Document excerpt:
* * *

Unlike racing, where fire-proof overalls are a requirement, when it comes to track days all you need is clothing that properly covers your arms and legs – a long sleeve T-shirt and jeans are fine.

You may find some people wearing other items such as driving gloves, proper race boots, or driving oriented trainers like Puma Speedcats, but these are down to personal preference – the rule of thumb is to ensure you‘re comfortable and in proper control of your car. You‘ll also need to show both parts of your driving licence, so make sure you know where they are when you book the day.

Many Lotus specialists include a number of track days as part of their road going insurance cover, but you must inform them of the day in advance or you won‘t be covered. If you don‘t have track day cover included as part of your regular insurance policy then companies like CCI can provide cover for a single day. It is important to remember however that track insurance has no 3rd party element, and usually carries a much higher excess.

The next step is to ensure your trusty steed is up for the job. You don‘t need thousands of pounds on upgrades to survive your first track day, even a standard Elise will be better suited than most cars to track driving, and while with time you may want to make changes to improve its on track performance it‘s by no means a requirement.

What you do need however is a healthy car. Track time will use up everything a lot faster than even the most spirited B-road driving. I have the mechanical skills of a dazed rabbit but I usually manage to do a quick pre day check.

Check levels for oil and coolant and if the oil has been in there a while and looks a bit black and goopy think about treating it to a change – it‘s a very easy DIY job. Honest.

Have a look through your wheel spokes to make sure there‘s a decent amount of meat left on your pads. Chances are you can only see the outer ones easily, and the inner ones always seem to wear our first so bear that in mind.

Check your wheel nuts are actually done up properly and that your tyres have plenty of life, as you want to be legal for the drive home.

Finally you‘ll want to be sure your car meets the noise restrictions for the circuit. Most tracks are coming under increasing pressure to keep noise levels down to avoid issues with nearby neighbours and it‘s really hard to give clear advice as every car/engine/exhaust/cat/induction combination will be different. If you have a decat pipe you may need to refit the cat, and if you‘re considering a day with a particularly tight noise limit you may want to have the car‘s noise level checked in advance - some tracks will also noise test you even if you aren‘t driving if you ask in advance. If you are over the limit on the day and cant change anything you will be going home without a refund!

The day before

You normally have to be at the track for signing on by 8am at the latest, so most days usually involve either an early start or a night in a hotel. So I usually get the car and my gear ready the night before.

* * *

Excerpted records:
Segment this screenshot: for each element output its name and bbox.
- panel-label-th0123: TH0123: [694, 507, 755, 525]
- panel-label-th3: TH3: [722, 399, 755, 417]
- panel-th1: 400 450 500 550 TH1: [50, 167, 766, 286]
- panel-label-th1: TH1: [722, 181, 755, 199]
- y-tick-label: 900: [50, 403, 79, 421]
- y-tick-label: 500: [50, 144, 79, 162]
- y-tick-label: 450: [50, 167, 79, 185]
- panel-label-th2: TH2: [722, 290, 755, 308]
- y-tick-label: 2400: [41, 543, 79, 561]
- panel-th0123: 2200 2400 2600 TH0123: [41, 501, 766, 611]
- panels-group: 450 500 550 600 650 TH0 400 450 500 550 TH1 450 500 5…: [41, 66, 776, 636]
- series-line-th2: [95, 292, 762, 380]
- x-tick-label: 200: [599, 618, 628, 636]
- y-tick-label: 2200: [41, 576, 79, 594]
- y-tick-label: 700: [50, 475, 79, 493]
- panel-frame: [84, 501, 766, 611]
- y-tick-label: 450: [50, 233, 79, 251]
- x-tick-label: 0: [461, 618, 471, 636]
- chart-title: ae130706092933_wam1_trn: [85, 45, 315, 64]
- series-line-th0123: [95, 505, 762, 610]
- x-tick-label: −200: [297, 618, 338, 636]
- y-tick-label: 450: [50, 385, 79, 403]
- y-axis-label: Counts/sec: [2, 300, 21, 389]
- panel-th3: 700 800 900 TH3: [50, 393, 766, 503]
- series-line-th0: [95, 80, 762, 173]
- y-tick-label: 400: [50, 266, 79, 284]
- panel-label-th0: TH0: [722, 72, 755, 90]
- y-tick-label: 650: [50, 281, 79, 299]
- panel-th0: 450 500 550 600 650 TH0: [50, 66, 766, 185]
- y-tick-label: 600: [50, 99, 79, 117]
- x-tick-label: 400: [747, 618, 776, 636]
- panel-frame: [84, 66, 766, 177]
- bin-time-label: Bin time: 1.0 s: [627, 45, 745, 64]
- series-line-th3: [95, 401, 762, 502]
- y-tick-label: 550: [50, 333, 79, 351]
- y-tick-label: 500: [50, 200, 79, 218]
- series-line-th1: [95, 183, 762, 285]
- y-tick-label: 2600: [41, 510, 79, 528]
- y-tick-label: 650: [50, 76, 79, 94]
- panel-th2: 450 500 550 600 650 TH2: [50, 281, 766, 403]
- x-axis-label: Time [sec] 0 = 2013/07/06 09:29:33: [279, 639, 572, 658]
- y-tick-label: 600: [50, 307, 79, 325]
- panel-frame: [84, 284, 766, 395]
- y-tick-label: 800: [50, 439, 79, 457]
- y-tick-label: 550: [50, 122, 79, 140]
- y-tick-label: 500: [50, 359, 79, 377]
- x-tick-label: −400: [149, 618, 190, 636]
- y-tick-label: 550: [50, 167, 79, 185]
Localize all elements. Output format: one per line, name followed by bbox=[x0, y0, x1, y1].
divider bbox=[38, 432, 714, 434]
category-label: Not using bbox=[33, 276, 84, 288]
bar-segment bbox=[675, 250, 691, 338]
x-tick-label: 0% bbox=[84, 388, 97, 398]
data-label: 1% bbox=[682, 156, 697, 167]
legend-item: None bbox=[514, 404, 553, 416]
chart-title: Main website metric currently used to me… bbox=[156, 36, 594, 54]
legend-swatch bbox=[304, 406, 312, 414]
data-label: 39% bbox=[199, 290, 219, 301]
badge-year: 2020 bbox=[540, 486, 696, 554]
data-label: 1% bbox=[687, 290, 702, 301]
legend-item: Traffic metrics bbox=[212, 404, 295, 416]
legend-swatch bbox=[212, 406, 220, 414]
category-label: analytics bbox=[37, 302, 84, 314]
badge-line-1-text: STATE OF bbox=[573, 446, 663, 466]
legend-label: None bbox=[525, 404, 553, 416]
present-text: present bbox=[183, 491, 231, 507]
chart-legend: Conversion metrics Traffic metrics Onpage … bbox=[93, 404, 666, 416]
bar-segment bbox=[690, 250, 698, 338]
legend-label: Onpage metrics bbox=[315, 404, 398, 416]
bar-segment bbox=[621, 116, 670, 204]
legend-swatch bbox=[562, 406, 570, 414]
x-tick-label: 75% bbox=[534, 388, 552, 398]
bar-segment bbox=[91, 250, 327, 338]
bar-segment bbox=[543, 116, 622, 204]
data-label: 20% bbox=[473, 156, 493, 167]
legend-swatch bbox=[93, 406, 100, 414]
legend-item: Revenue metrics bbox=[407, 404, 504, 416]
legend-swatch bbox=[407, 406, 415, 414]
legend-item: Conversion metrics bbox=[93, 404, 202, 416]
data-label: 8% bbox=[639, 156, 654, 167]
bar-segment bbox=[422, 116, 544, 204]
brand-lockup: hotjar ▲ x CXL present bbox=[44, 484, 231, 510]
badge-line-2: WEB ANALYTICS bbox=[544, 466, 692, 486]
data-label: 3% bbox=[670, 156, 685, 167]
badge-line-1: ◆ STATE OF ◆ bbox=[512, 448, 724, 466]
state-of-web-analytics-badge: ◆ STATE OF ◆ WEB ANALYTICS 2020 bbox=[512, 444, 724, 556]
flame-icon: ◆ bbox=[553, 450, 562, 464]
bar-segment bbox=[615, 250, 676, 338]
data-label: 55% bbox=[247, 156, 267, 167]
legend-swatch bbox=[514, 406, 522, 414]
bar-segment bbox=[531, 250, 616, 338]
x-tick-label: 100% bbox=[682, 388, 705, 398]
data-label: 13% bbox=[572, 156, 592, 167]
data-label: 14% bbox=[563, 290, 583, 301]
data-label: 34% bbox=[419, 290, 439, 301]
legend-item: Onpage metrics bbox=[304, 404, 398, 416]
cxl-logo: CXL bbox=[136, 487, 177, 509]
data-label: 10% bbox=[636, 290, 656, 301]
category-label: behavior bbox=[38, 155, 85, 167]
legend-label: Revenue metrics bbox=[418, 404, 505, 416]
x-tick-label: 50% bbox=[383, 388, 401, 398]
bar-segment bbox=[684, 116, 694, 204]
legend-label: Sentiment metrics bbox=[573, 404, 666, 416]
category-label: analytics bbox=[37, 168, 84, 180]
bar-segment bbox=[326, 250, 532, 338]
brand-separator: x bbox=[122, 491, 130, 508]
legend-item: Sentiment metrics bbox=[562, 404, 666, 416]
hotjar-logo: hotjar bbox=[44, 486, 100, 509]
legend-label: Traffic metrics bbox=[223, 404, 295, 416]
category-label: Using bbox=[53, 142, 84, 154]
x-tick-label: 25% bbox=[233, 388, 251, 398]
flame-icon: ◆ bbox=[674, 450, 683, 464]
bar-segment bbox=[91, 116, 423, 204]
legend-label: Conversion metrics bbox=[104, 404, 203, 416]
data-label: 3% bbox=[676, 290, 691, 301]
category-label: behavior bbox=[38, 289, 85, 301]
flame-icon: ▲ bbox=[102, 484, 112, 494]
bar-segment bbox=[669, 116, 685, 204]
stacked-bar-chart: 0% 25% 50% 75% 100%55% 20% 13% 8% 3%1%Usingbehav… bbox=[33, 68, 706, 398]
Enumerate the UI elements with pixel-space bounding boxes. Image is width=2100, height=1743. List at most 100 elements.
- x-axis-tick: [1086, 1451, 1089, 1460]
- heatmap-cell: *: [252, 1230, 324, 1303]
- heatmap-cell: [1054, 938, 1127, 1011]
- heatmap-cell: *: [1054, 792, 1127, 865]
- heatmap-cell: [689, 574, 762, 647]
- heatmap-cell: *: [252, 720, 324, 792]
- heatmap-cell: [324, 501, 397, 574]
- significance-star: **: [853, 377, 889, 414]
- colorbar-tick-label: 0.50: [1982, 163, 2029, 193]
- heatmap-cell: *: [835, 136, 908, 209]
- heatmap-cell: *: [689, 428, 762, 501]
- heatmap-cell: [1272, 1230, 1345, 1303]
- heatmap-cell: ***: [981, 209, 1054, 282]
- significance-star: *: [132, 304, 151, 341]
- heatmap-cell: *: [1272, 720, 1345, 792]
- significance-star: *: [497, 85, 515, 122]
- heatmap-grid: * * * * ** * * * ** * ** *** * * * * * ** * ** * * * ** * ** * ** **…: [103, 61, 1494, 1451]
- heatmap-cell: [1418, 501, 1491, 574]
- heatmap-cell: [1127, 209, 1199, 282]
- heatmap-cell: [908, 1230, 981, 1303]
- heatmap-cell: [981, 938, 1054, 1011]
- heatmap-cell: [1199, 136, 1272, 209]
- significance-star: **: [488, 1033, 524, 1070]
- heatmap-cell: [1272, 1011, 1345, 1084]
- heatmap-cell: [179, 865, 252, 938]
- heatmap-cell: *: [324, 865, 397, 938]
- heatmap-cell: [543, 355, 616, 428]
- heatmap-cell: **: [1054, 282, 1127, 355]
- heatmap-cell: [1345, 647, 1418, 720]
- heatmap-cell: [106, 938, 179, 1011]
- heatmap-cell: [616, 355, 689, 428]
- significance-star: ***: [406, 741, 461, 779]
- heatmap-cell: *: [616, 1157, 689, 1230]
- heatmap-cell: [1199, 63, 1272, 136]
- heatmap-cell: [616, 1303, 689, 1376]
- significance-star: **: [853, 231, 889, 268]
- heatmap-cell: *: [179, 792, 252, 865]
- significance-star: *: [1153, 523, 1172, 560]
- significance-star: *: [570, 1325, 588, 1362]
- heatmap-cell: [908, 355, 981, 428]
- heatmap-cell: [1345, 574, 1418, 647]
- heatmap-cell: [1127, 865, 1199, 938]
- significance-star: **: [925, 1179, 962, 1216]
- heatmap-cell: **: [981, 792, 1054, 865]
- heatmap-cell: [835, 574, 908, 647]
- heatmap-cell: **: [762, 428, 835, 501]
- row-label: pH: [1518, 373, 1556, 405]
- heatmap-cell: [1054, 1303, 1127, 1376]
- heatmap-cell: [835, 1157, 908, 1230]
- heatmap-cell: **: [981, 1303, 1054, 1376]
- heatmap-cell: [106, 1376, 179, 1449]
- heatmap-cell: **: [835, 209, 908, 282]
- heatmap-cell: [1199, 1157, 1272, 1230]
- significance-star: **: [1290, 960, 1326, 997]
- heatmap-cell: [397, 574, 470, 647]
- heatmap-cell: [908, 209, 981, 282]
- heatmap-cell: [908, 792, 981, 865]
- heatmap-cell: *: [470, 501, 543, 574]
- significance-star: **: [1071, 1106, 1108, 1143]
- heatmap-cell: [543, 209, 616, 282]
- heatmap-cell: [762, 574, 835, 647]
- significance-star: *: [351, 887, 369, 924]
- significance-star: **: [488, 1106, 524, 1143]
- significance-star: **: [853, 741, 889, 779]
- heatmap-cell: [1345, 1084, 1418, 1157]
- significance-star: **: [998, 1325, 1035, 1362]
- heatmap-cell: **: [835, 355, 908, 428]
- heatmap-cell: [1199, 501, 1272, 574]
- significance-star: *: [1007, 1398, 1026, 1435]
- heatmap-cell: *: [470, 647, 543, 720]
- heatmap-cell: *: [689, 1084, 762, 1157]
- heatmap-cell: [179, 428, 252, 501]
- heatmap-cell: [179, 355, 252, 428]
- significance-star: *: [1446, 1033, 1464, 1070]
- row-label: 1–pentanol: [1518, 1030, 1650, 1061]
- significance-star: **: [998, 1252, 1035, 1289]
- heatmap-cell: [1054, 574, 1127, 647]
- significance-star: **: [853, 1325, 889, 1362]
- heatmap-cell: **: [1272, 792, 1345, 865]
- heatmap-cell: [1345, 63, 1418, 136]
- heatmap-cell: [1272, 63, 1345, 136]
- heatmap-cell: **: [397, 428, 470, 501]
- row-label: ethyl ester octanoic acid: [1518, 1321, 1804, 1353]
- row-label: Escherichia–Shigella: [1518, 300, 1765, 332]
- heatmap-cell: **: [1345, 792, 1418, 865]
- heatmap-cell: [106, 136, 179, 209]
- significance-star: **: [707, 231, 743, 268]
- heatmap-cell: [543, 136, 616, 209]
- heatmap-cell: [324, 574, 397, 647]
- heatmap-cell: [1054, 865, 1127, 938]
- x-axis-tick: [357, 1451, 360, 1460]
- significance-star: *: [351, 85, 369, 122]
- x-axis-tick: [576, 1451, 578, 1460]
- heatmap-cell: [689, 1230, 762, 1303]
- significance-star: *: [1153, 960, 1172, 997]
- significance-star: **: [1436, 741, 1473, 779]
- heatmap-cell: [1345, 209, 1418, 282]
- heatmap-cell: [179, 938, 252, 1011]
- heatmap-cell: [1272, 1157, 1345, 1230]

* * *

Exercise tasks:
[a] Write out the part of the track day guide from "Check levels for" to "DIY job. Honest.".
[b] Give the listing again from its first line to the line with "- x-axis-label: Time", both included.

Set of answers:
[a]
Check levels for oil and coolant and if the oil has been in there a while and looks a bit black and goopy think about treating it to a change – it‘s a very easy DIY job. Honest.

[b]
Segment this screenshot: for each element output its name and bbox.
- panel-label-th0123: TH0123: [694, 507, 755, 525]
- panel-label-th3: TH3: [722, 399, 755, 417]
- panel-th1: 400 450 500 550 TH1: [50, 167, 766, 286]
- panel-label-th1: TH1: [722, 181, 755, 199]
- y-tick-label: 900: [50, 403, 79, 421]
- y-tick-label: 500: [50, 144, 79, 162]
- y-tick-label: 450: [50, 167, 79, 185]
- panel-label-th2: TH2: [722, 290, 755, 308]
- y-tick-label: 2400: [41, 543, 79, 561]
- panel-th0123: 2200 2400 2600 TH0123: [41, 501, 766, 611]
- panels-group: 450 500 550 600 650 TH0 400 450 500 550 TH1 450 500 5…: [41, 66, 776, 636]
- series-line-th2: [95, 292, 762, 380]
- x-tick-label: 200: [599, 618, 628, 636]
- y-tick-label: 2200: [41, 576, 79, 594]
- y-tick-label: 700: [50, 475, 79, 493]
- panel-frame: [84, 501, 766, 611]
- y-tick-label: 450: [50, 233, 79, 251]
- x-tick-label: 0: [461, 618, 471, 636]
- chart-title: ae130706092933_wam1_trn: [85, 45, 315, 64]
- series-line-th0123: [95, 505, 762, 610]
- x-tick-label: −200: [297, 618, 338, 636]
- y-tick-label: 450: [50, 385, 79, 403]
- y-axis-label: Counts/sec: [2, 300, 21, 389]
- panel-th3: 700 800 900 TH3: [50, 393, 766, 503]
- series-line-th0: [95, 80, 762, 173]
- y-tick-label: 400: [50, 266, 79, 284]
- panel-label-th0: TH0: [722, 72, 755, 90]
- y-tick-label: 650: [50, 281, 79, 299]
- panel-th0: 450 500 550 600 650 TH0: [50, 66, 766, 185]
- y-tick-label: 600: [50, 99, 79, 117]
- x-tick-label: 400: [747, 618, 776, 636]
- panel-frame: [84, 66, 766, 177]
- bin-time-label: Bin time: 1.0 s: [627, 45, 745, 64]
- series-line-th3: [95, 401, 762, 502]
- y-tick-label: 550: [50, 333, 79, 351]
- y-tick-label: 500: [50, 200, 79, 218]
- series-line-th1: [95, 183, 762, 285]
- y-tick-label: 2600: [41, 510, 79, 528]
- y-tick-label: 650: [50, 76, 79, 94]
- panel-th2: 450 500 550 600 650 TH2: [50, 281, 766, 403]
- x-axis-label: Time [sec] 0 = 2013/07/06 09:29:33: [279, 639, 572, 658]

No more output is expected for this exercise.